_Stored data_
════════════════

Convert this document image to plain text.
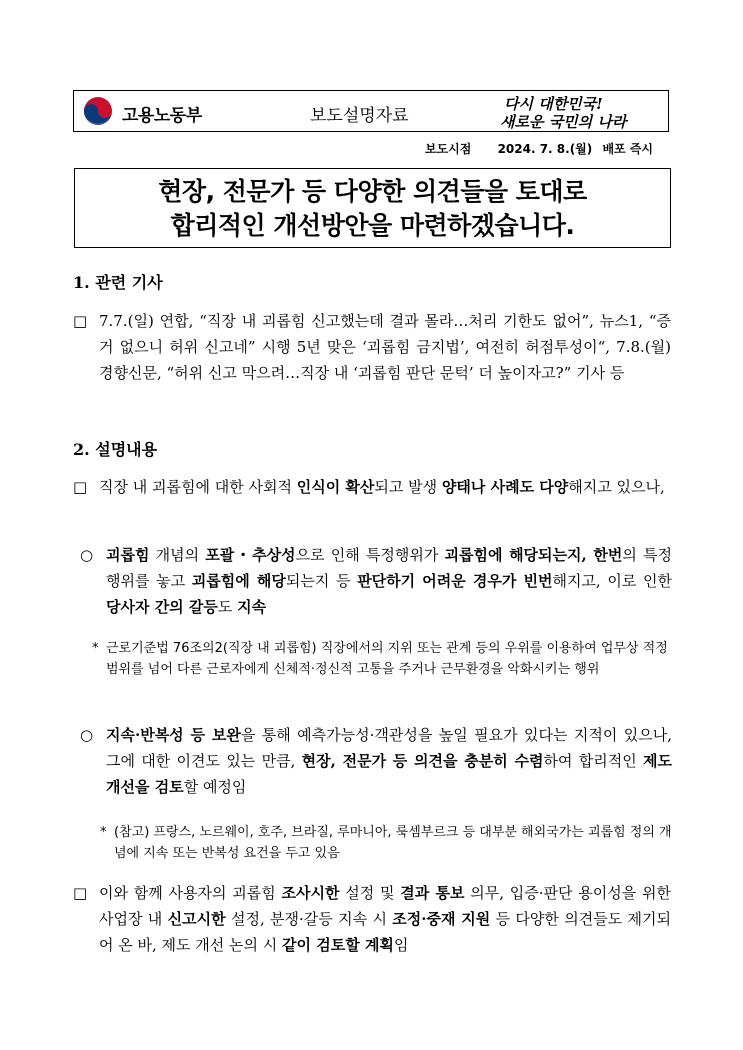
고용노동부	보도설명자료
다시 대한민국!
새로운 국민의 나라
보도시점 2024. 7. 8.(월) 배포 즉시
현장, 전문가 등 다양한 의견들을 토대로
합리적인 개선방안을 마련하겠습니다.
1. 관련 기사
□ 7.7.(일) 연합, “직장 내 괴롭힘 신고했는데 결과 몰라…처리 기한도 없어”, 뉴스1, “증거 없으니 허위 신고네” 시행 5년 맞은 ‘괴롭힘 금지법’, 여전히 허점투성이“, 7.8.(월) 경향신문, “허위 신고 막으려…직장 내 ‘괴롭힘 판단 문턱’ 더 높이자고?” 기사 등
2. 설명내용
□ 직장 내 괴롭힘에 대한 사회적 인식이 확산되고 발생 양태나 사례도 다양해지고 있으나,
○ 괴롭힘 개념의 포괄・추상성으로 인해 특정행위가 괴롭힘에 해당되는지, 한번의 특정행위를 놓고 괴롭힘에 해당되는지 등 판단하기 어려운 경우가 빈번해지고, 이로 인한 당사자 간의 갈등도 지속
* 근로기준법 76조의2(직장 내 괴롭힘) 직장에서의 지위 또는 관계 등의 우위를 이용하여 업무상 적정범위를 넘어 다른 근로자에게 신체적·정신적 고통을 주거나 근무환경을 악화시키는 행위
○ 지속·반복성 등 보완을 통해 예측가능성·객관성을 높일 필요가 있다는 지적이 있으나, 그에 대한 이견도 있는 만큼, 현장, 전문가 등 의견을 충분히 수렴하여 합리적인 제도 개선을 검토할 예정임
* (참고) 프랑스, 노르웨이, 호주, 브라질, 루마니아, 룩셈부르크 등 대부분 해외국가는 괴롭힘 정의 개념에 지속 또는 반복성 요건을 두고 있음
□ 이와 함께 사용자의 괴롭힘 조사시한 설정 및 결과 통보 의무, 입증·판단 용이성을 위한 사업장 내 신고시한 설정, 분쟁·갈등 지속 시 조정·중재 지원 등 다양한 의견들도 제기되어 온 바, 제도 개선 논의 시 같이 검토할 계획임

════════════════

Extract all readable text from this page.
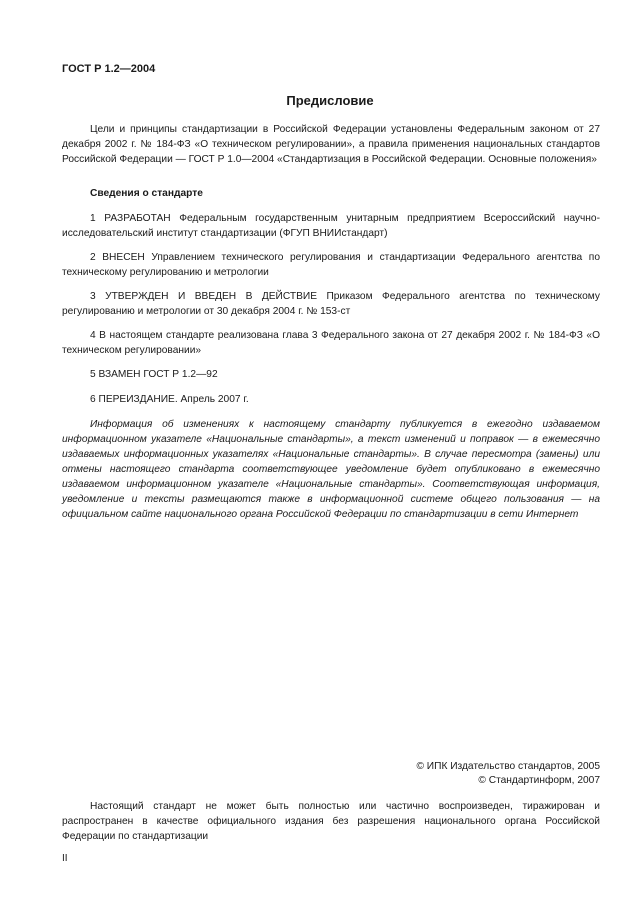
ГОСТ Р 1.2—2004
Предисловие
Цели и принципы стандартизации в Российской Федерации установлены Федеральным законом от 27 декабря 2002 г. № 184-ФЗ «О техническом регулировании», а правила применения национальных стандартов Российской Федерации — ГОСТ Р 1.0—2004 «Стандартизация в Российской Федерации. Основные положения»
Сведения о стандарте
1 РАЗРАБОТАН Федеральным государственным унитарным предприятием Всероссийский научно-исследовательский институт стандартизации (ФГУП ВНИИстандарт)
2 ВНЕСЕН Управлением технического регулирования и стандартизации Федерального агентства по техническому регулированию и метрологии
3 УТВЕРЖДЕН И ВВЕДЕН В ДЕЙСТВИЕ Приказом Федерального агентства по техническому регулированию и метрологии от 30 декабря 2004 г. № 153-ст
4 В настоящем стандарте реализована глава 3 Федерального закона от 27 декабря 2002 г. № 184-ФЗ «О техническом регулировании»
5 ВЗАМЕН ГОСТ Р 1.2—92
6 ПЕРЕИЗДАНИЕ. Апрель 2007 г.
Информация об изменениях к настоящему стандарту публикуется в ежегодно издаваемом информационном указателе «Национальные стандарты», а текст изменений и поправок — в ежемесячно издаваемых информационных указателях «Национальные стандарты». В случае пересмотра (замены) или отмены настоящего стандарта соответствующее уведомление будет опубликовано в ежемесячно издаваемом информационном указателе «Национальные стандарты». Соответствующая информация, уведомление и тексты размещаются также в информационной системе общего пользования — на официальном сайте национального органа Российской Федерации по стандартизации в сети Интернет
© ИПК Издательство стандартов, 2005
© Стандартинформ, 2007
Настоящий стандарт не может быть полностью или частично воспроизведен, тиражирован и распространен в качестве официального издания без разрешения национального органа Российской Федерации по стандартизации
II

════════════════

Give the count of lines holding the word "агентства" and nothing more.

_Complete response_
2